Retype the data below without altering anything.

(Figure data in JSON)
START

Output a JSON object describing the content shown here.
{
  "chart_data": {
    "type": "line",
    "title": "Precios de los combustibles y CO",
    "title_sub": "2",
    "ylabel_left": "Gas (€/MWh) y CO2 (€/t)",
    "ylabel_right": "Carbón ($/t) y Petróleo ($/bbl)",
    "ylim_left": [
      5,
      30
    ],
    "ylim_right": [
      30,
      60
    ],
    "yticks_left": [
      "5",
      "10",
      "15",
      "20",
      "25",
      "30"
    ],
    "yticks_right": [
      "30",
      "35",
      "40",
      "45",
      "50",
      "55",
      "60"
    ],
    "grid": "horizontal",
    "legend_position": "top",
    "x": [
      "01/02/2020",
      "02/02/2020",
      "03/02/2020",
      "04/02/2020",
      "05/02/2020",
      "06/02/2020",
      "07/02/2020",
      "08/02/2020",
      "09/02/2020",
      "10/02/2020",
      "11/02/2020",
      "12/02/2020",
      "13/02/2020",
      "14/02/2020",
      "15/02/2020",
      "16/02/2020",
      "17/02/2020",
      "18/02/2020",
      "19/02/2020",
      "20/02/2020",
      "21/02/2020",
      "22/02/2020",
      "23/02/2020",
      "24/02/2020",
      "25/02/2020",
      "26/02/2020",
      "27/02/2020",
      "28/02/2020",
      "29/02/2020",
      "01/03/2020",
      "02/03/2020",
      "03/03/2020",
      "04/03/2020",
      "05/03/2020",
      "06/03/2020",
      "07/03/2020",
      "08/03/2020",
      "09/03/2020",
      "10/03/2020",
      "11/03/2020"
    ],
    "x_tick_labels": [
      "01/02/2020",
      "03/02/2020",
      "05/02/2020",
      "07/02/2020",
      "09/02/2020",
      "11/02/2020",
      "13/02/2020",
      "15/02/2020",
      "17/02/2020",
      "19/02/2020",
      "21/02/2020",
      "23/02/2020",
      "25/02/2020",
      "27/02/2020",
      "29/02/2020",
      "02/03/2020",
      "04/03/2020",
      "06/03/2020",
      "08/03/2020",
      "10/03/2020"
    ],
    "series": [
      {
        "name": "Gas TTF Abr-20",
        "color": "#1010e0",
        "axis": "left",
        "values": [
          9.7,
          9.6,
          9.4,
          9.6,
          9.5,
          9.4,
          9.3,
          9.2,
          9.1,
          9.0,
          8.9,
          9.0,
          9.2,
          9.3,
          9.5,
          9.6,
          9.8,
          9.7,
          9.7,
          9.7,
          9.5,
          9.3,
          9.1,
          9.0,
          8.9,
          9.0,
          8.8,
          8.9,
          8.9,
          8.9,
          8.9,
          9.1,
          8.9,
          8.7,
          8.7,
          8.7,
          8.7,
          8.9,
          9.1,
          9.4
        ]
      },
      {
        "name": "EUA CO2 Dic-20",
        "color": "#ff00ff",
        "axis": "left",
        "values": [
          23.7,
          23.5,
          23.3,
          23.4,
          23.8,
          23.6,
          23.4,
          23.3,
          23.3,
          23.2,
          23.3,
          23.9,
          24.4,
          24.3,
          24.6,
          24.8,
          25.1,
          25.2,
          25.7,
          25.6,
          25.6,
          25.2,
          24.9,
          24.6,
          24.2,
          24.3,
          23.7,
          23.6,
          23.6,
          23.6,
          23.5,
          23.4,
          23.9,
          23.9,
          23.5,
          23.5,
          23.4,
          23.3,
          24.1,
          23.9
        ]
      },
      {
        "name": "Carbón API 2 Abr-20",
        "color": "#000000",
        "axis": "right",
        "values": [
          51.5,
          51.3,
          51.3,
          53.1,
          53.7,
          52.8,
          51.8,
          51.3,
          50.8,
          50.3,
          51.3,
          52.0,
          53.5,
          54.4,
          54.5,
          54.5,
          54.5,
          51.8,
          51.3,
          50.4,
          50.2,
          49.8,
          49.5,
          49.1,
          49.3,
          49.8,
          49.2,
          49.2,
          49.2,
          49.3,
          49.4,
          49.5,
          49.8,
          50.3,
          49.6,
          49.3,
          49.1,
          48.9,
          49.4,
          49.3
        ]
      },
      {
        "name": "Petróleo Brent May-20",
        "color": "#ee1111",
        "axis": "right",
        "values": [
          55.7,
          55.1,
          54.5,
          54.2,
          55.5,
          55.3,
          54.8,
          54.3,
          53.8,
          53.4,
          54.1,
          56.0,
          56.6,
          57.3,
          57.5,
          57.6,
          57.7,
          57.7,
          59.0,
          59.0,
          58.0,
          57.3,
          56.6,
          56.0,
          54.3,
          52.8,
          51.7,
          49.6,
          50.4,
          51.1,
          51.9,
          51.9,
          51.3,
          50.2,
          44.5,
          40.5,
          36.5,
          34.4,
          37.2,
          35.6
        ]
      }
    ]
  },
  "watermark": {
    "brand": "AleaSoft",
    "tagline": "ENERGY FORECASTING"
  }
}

END

Exercise output
Output a JSON object describing the content shown here.
{
  "chart_data": {
    "type": "line",
    "title": "Precios de los combustibles y CO",
    "title_sub": "2",
    "ylabel_left": "Gas (€/MWh) y CO2 (€/t)",
    "ylabel_right": "Carbón ($/t) y Petróleo ($/bbl)",
    "ylim_left": [
      5,
      30
    ],
    "ylim_right": [
      30,
      60
    ],
    "yticks_left": [
      "5",
      "10",
      "15",
      "20",
      "25",
      "30"
    ],
    "yticks_right": [
      "30",
      "35",
      "40",
      "45",
      "50",
      "55",
      "60"
    ],
    "grid": "horizontal",
    "legend_position": "top",
    "x": [
      "01/02/2020",
      "02/02/2020",
      "03/02/2020",
      "04/02/2020",
      "05/02/2020",
      "06/02/2020",
      "07/02/2020",
      "08/02/2020",
      "09/02/2020",
      "10/02/2020",
      "11/02/2020",
      "12/02/2020",
      "13/02/2020",
      "14/02/2020",
      "15/02/2020",
      "16/02/2020",
      "17/02/2020",
      "18/02/2020",
      "19/02/2020",
      "20/02/2020",
      "21/02/2020",
      "22/02/2020",
      "23/02/2020",
      "24/02/2020",
      "25/02/2020",
      "26/02/2020",
      "27/02/2020",
      "28/02/2020",
      "29/02/2020",
      "01/03/2020",
      "02/03/2020",
      "03/03/2020",
      "04/03/2020",
      "05/03/2020",
      "06/03/2020",
      "07/03/2020",
      "08/03/2020",
      "09/03/2020",
      "10/03/2020",
      "11/03/2020"
    ],
    "x_tick_labels": [
      "01/02/2020",
      "03/02/2020",
      "05/02/2020",
      "07/02/2020",
      "09/02/2020",
      "11/02/2020",
      "13/02/2020",
      "15/02/2020",
      "17/02/2020",
      "19/02/2020",
      "21/02/2020",
      "23/02/2020",
      "25/02/2020",
      "27/02/2020",
      "29/02/2020",
      "02/03/2020",
      "04/03/2020",
      "06/03/2020",
      "08/03/2020",
      "10/03/2020"
    ],
    "series": [
      {
        "name": "Gas TTF Abr-20",
        "color": "#1010e0",
        "axis": "left",
        "values": [
          9.7,
          9.6,
          9.4,
          9.6,
          9.5,
          9.4,
          9.3,
          9.2,
          9.1,
          9.0,
          8.9,
          9.0,
          9.2,
          9.3,
          9.5,
          9.6,
          9.8,
          9.7,
          9.7,
          9.7,
          9.5,
          9.3,
          9.1,
          9.0,
          8.9,
          9.0,
          8.8,
          8.9,
          8.9,
          8.9,
          8.9,
          9.1,
          8.9,
          8.7,
          8.7,
          8.7,
          8.7,
          8.9,
          9.1,
          9.4
        ]
      },
      {
        "name": "EUA CO2 Dic-20",
        "color": "#ff00ff",
        "axis": "left",
        "values": [
          23.7,
          23.5,
          23.3,
          23.4,
          23.8,
          23.6,
          23.4,
          23.3,
          23.3,
          23.2,
          23.3,
          23.9,
          24.4,
          24.3,
          24.6,
          24.8,
          25.1,
          25.2,
          25.7,
          25.6,
          25.6,
          25.2,
          24.9,
          24.6,
          24.2,
          24.3,
          23.7,
          23.6,
          23.6,
          23.6,
          23.5,
          23.4,
          23.9,
          23.9,
          23.5,
          23.5,
          23.4,
          23.3,
          24.1,
          23.9
        ]
      },
      {
        "name": "Carbón API 2 Abr-20",
        "color": "#000000",
        "axis": "right",
        "values": [
          51.5,
          51.3,
          51.3,
          53.1,
          53.7,
          52.8,
          51.8,
          51.3,
          50.8,
          50.3,
          51.3,
          52.0,
          53.5,
          54.4,
          54.5,
          54.5,
          54.5,
          51.8,
          51.3,
          50.4,
          50.2,
          49.8,
          49.5,
          49.1,
          49.3,
          49.8,
          49.2,
          49.2,
          49.2,
          49.3,
          49.4,
          49.5,
          49.8,
          50.3,
          49.6,
          49.3,
          49.1,
          48.9,
          49.4,
          49.3
        ]
      },
      {
        "name": "Petróleo Brent May-20",
        "color": "#ee1111",
        "axis": "right",
        "values": [
          55.7,
          55.1,
          54.5,
          54.2,
          55.5,
          55.3,
          54.8,
          54.3,
          53.8,
          53.4,
          54.1,
          56.0,
          56.6,
          57.3,
          57.5,
          57.6,
          57.7,
          57.7,
          59.0,
          59.0,
          58.0,
          57.3,
          56.6,
          56.0,
          54.3,
          52.8,
          51.7,
          49.6,
          50.4,
          51.1,
          51.9,
          51.9,
          51.3,
          50.2,
          44.5,
          40.5,
          36.5,
          34.4,
          37.2,
          35.6
        ]
      }
    ]
  },
  "watermark": {
    "brand": "AleaSoft",
    "tagline": "ENERGY FORECASTING"
  }
}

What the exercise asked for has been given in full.